ФРАГМЕНТ ТЕКСТА:
##############################

Кола Брюньон. Илл. Евгения Кибрика
«Кола Брюньон “Жив курилка”» Ромена Роллана. Даже не помню, когда я впервые прочитал эту книгу и сколько раз перечитывал, но томик издательства “Жазуши” в мягкой обложке развалился до стопки желтых страниц. Неунывающий Кола Брюньон неизменно возвращает к жизни. Его воспринимаешь как близкого друга, который, посмеиваясь в усы, похлопывает по плечу. Удивительный эффект от книги, которую знаешь почти наизусть.
Кола Брюньон – средневековый столяр из Бургундии. Умный, наблюдательный, весёлый. Он не персонаж вроде д’Артаньяна. Обычный ремесленник из простецов: старается жить в мире с сильными, практичный плутоватый, упрямый.
Что только не происходит вокруг Брюньона. Войны, религиозные конфликты, болезни, бедствия – он выкручивается из всех ситуаций. И не просто выкручивается, а находит силы радоваться и получать удовольствие от жизни. В нём своё достоинство. Не из рыцарских романов, настоящее. С Брюньоном хочется болтать, попивая домашнее красное вино. Впитывать его мудрость, слушать его лукавый юмор.
Вот лишь одна цитата. Размышления Колы Брюньона, у которого недавно умерла жена, у которого только что сожгли дом, деревянные скульптуры которого порезал сумасброд-заказчик.

##############################

ВОПРОСЫ:
(1) Кем по ремеслу был Кола Брюньон и откуда он родом, согласно заметке о книге «Кола Брюньон»?
(2) Перепишите из заметки о книге «Кола Брюньон» отрывок от слов «Кола Брюньон. Илл.» до слов «знаешь почти наизусть.».
(3) Напишите продолжение заметки о книге «Кола Брюньон», начиная сразу после её последнего предложения.

##############################

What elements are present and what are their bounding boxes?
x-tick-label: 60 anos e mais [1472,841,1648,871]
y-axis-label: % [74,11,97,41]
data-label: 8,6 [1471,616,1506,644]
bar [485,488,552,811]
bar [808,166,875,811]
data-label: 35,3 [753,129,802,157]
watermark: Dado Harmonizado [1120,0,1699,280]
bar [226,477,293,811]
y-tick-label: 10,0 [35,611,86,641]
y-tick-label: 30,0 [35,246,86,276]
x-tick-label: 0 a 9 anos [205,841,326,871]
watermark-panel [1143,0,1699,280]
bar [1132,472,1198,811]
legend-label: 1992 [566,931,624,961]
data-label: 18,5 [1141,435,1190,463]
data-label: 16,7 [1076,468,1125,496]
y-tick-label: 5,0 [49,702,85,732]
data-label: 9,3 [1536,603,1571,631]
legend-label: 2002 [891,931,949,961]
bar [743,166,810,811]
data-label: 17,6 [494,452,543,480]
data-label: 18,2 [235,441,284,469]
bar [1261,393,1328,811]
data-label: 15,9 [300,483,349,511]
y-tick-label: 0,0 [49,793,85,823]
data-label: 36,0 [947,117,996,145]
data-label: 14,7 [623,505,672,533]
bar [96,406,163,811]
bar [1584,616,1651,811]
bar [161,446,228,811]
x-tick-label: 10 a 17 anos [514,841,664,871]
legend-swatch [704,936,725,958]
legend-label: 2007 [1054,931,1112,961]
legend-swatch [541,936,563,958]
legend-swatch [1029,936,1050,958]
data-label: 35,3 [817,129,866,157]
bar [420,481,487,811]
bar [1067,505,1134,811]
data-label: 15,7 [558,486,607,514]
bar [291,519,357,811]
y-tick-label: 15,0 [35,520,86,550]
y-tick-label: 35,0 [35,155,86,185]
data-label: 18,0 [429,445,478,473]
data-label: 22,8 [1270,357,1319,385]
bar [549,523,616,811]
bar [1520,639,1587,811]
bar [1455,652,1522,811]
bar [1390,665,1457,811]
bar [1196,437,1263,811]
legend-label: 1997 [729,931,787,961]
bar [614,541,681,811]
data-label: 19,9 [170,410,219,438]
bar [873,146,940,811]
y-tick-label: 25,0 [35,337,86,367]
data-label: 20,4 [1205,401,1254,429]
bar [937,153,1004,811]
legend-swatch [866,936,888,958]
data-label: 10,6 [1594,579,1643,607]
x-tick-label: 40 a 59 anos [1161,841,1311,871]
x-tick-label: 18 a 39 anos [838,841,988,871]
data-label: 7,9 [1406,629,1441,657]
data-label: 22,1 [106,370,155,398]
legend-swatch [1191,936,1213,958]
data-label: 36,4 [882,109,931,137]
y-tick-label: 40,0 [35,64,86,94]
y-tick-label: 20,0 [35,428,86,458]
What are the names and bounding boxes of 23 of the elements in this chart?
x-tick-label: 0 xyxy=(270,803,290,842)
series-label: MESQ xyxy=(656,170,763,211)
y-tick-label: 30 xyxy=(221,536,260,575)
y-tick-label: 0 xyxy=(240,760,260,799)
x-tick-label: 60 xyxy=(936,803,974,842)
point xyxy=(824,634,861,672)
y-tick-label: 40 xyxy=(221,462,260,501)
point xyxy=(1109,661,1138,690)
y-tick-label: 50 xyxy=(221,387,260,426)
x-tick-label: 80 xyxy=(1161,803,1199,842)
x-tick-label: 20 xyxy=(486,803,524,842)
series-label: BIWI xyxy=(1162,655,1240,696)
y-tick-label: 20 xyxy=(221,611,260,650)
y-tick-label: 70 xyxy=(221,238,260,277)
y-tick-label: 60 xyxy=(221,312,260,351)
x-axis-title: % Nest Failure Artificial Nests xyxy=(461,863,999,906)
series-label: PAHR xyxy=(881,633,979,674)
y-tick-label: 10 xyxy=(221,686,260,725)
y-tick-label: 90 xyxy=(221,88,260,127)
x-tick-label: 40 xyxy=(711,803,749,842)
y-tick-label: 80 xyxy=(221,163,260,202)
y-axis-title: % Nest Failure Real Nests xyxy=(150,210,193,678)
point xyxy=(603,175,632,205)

##############################

РЕШЁННЫЕ ЗАДАНИЯ:
(1) Средневековым столяром из Бургундии.

(2)
Кола Брюньон. Илл. Евгения Кибрика
«Кола Брюньон “Жив курилка”» Ромена Роллана. Даже не помню, когда я впервые прочитал эту книгу и сколько раз перечитывал, но томик издательства “Жазуши” в мягкой обложке развалился до стопки желтых страниц. Неунывающий Кола Брюньон неизменно возвращает к жизни. Его воспринимаешь как близкого друга, который, посмеиваясь в усы, похлопывает по плечу. Удивительный эффект от книги, которую знаешь почти наизусть.

(3)
На этот раз они отняли у меня все. Меня можно закапывать в землю. У меня ничего не осталось, кроме моей шкуры… Да, черт возьми, но осталось и то, что в ней. Как у того осажденного, который, на угрозу убить его детей, если он не сдастся, отвечал: «Изволь! У меня здесь при себе орудие, чтобы наделать новых», – мое орудие со мной, черт побери, его у меня не отняли, его у меня не отнять… Мир – бесплодная равнина, где местами колосятся нивы, засеянные нами, художниками. Звери земные и небесные клюют их, жуют и топчут. Бессильные творить, они умеют только убивать. Грызите и уничтожайте, скоты, попирайте ногами мою рожь, я выращу новую. Колос зрелый, колос мертвый, что мне жатва? Во чреве земли бродят новые семена. Я то, что будет, а не то, что было. И в день, когда моя сила угаснет, когда у меня не будет больше моих глаз, моих мясистых ноздрей и глотки под ними, куда спускаешь вино и где так хорошо подвешен мой неугомонный язык, когда у меня не будет больше моих рук, ловкости моих пальцев и моей свежей мощи, когда я буду очень стар, бескровен и бестолков… в этот день, Брюньон, – меня уже не будет. Да ты не беспокойся! Разве можно себе представить Брюньона, который перестал бы чувствовать, Брюньона, который перестал бы творить, Брюньона, который перестал бы смеяться, у которого не летели бы искры из‑под копыт?
Нельзя; это будет значить, что от него остались одни штаны. Можете их спалить. Берите мои обноски…»
Жаль, что повесть редко отмечают в списках жизнеутверждающих книг. Обязательно почитайте.